(Items listed in a dataset)
##############################

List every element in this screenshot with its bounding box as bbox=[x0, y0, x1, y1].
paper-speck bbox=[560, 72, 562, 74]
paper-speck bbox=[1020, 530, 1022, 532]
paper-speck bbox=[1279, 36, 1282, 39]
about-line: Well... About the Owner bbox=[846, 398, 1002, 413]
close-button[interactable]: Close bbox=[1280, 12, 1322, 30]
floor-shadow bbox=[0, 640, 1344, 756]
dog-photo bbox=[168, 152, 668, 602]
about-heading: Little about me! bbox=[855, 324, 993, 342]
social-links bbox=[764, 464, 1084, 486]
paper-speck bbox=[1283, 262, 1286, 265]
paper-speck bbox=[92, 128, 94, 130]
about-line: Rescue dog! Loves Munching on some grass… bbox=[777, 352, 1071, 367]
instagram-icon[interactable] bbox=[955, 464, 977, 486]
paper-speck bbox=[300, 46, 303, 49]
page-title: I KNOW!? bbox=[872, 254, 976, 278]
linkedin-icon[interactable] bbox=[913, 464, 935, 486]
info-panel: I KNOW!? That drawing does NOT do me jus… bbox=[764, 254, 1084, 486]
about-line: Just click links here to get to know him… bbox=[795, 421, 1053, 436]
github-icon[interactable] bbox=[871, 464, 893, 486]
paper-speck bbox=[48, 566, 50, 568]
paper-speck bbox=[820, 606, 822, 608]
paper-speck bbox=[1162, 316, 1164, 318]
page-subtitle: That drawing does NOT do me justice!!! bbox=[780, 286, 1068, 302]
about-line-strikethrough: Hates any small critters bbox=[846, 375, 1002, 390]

##############################

Rewrite the data above, replacing "paper-speck" with "dust-speck" everywhere and leaving everything else unchanged.

List every element in this screenshot with its bounding box as bbox=[x0, y0, x1, y1].
dust-speck bbox=[560, 72, 562, 74]
dust-speck bbox=[1020, 530, 1022, 532]
dust-speck bbox=[1279, 36, 1282, 39]
about-line: Well... About the Owner bbox=[846, 398, 1002, 413]
close-button[interactable]: Close bbox=[1280, 12, 1322, 30]
floor-shadow bbox=[0, 640, 1344, 756]
dog-photo bbox=[168, 152, 668, 602]
about-heading: Little about me! bbox=[855, 324, 993, 342]
social-links bbox=[764, 464, 1084, 486]
dust-speck bbox=[1283, 262, 1286, 265]
dust-speck bbox=[92, 128, 94, 130]
about-line: Rescue dog! Loves Munching on some grass… bbox=[777, 352, 1071, 367]
instagram-icon[interactable] bbox=[955, 464, 977, 486]
dust-speck bbox=[300, 46, 303, 49]
page-title: I KNOW!? bbox=[872, 254, 976, 278]
linkedin-icon[interactable] bbox=[913, 464, 935, 486]
info-panel: I KNOW!? That drawing does NOT do me jus… bbox=[764, 254, 1084, 486]
about-line: Just click links here to get to know him… bbox=[795, 421, 1053, 436]
github-icon[interactable] bbox=[871, 464, 893, 486]
dust-speck bbox=[48, 566, 50, 568]
dust-speck bbox=[820, 606, 822, 608]
dust-speck bbox=[1162, 316, 1164, 318]
page-subtitle: That drawing does NOT do me justice!!! bbox=[780, 286, 1068, 302]
about-line-strikethrough: Hates any small critters bbox=[846, 375, 1002, 390]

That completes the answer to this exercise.